*What you should do:* Switch "clause-line" to "clause-text" in the rows from the first one through the one with "clause-line: 3.1.1 环境条件 [62, 558, 148, 573]", and give those rows again with nothing else changed.

*Task inputs:*
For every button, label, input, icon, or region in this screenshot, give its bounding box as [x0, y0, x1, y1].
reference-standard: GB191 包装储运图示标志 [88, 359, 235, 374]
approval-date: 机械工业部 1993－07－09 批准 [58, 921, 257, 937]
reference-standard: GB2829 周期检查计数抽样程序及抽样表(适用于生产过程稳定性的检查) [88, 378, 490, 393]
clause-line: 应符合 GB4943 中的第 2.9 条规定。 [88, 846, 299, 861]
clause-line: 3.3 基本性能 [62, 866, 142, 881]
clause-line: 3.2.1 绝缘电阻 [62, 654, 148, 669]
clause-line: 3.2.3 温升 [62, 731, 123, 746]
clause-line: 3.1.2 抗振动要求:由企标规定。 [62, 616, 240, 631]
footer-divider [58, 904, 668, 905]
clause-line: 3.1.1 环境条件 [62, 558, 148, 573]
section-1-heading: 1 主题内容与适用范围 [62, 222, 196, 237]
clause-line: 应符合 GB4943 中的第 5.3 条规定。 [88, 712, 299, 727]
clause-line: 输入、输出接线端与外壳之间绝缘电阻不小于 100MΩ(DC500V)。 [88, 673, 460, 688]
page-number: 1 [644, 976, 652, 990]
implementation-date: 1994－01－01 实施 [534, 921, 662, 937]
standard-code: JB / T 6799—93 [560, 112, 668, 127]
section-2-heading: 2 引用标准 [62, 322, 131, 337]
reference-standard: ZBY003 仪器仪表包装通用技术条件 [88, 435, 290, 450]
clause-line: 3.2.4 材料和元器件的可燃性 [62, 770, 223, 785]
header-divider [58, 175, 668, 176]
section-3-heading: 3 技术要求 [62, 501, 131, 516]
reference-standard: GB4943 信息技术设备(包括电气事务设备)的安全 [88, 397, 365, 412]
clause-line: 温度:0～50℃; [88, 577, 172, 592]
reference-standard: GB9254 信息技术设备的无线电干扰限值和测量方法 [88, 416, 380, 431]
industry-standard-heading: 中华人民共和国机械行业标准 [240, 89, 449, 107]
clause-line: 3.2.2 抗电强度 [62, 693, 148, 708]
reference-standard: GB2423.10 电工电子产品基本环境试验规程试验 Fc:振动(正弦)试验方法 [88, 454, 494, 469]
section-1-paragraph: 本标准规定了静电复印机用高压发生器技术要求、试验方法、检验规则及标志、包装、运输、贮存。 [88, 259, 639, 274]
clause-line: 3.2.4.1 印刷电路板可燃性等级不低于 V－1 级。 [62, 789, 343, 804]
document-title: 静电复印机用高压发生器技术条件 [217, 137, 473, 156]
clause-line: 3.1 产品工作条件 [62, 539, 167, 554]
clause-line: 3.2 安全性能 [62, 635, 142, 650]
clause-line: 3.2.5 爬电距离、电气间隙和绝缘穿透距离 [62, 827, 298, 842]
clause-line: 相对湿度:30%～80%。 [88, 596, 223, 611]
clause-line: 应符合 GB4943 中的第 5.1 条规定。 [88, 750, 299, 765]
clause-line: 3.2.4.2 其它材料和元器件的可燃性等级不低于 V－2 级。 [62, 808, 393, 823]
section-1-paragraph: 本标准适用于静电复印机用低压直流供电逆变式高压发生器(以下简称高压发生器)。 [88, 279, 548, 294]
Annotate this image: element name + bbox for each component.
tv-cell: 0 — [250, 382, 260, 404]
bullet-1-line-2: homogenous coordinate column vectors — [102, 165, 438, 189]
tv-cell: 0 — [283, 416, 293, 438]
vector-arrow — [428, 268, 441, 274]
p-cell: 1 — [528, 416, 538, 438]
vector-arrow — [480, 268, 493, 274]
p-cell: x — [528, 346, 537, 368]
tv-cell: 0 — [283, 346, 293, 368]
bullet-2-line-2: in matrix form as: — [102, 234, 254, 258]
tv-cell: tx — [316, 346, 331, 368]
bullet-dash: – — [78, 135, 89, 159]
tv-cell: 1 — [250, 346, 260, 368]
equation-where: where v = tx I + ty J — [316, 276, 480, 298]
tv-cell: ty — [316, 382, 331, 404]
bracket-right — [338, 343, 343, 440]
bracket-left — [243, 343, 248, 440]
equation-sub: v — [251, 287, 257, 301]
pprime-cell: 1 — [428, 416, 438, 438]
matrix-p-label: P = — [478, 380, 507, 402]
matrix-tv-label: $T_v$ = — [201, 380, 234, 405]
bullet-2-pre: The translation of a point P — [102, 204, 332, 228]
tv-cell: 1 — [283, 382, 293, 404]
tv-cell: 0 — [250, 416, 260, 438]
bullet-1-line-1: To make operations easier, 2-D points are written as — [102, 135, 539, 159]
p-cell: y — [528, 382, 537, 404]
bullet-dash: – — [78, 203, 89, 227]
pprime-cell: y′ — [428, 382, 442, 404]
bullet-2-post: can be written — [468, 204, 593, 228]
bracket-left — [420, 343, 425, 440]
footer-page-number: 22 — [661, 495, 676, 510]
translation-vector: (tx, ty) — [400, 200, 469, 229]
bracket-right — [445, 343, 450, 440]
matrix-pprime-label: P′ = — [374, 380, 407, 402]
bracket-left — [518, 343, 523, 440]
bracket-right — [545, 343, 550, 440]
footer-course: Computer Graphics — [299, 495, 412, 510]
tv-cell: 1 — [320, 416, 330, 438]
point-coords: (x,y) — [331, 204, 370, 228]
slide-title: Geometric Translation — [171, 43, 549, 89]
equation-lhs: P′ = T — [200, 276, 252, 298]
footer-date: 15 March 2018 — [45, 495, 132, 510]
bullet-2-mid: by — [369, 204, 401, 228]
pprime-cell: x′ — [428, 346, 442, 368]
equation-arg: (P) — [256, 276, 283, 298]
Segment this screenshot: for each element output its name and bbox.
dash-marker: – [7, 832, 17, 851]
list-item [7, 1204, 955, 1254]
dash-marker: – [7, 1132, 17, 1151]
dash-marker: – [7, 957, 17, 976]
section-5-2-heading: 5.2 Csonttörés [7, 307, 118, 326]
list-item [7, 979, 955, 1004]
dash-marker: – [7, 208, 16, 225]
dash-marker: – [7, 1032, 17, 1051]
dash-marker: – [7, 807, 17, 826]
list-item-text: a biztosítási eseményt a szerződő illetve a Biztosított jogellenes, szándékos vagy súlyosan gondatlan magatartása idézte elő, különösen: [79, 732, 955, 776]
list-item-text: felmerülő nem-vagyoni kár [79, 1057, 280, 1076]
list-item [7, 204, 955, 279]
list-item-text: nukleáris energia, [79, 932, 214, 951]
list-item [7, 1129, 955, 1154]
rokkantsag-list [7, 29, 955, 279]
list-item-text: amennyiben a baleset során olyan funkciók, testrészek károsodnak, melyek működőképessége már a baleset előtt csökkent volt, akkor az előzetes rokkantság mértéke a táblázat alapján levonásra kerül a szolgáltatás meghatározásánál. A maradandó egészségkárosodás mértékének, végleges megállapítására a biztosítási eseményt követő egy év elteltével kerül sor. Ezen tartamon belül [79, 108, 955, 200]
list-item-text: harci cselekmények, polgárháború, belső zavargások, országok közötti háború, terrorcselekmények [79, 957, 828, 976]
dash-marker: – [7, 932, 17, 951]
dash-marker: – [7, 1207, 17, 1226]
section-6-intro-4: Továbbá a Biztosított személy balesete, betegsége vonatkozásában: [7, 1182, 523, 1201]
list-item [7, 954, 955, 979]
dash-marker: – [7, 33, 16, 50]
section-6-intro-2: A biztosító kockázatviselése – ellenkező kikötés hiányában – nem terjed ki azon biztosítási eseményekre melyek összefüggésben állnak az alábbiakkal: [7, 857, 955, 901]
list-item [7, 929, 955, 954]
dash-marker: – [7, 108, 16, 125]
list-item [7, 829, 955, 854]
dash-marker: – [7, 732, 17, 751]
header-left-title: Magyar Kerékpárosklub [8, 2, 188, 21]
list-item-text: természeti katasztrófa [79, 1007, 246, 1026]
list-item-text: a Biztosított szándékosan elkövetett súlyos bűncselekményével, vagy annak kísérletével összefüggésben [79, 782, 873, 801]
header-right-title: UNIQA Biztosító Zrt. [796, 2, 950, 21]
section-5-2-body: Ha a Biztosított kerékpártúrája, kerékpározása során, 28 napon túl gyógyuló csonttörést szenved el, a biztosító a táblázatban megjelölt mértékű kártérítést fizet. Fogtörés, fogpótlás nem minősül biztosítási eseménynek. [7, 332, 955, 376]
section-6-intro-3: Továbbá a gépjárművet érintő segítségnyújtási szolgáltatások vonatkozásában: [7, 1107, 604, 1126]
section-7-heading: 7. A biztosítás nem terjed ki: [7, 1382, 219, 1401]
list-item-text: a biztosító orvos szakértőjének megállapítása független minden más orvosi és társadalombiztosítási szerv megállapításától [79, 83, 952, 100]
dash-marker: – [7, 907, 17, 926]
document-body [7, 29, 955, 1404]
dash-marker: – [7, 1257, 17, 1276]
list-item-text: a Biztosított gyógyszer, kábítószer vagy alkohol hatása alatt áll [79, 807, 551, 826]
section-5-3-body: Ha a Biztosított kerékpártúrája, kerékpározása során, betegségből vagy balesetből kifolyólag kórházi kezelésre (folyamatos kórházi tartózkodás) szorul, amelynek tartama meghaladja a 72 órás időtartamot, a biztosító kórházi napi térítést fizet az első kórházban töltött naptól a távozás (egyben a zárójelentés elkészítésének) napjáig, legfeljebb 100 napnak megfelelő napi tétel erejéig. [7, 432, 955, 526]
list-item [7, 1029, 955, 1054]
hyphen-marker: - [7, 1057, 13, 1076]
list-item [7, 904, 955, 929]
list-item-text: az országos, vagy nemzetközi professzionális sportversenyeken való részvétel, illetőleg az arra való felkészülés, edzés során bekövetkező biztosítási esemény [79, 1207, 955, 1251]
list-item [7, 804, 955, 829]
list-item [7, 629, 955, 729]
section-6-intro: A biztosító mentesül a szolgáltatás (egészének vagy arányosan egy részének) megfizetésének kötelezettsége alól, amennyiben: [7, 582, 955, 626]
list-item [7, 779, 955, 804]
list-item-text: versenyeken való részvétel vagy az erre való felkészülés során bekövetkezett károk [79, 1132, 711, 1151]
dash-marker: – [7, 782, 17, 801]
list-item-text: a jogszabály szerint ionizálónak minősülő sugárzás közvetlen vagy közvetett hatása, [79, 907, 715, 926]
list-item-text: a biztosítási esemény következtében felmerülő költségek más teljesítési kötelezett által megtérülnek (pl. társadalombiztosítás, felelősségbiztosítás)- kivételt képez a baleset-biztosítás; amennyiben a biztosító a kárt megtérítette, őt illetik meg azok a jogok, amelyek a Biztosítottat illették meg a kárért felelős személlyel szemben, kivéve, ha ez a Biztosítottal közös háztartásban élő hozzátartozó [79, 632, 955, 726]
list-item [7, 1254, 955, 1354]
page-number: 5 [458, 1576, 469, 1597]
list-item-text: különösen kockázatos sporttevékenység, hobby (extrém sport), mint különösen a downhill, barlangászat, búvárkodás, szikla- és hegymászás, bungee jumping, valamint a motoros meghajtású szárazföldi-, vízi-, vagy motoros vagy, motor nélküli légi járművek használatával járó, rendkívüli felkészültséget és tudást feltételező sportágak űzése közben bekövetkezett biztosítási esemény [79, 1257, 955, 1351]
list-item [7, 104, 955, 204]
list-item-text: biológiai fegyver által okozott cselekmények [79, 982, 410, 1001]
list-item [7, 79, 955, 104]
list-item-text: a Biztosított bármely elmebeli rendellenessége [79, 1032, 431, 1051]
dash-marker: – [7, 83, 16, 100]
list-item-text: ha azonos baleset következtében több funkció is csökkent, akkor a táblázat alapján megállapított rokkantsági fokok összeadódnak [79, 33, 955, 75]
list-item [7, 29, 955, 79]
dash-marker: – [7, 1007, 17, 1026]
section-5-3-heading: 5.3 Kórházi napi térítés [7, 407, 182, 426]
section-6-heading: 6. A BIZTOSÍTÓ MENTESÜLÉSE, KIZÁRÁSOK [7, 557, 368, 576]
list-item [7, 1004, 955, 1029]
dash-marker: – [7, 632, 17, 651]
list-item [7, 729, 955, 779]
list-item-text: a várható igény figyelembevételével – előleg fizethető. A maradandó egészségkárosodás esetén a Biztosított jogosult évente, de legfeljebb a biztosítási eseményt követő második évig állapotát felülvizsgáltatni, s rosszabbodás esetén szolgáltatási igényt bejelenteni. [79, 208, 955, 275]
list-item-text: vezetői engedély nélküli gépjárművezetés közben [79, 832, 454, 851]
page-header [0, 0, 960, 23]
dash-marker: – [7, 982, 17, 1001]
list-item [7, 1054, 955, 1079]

*The solution:*
For every button, label, input, icon, or region in this screenshot, give its bounding box as [x0, y0, x1, y1].
reference-standard: GB191 包装储运图示标志 [88, 359, 235, 374]
approval-date: 机械工业部 1993－07－09 批准 [58, 921, 257, 937]
reference-standard: GB2829 周期检查计数抽样程序及抽样表(适用于生产过程稳定性的检查) [88, 378, 490, 393]
clause-text: 应符合 GB4943 中的第 2.9 条规定。 [88, 846, 299, 861]
clause-text: 3.3 基本性能 [62, 866, 142, 881]
clause-text: 3.2.1 绝缘电阻 [62, 654, 148, 669]
clause-text: 3.2.3 温升 [62, 731, 123, 746]
clause-text: 3.1.2 抗振动要求:由企标规定。 [62, 616, 240, 631]
footer-divider [58, 904, 668, 905]
clause-text: 3.1.1 环境条件 [62, 558, 148, 573]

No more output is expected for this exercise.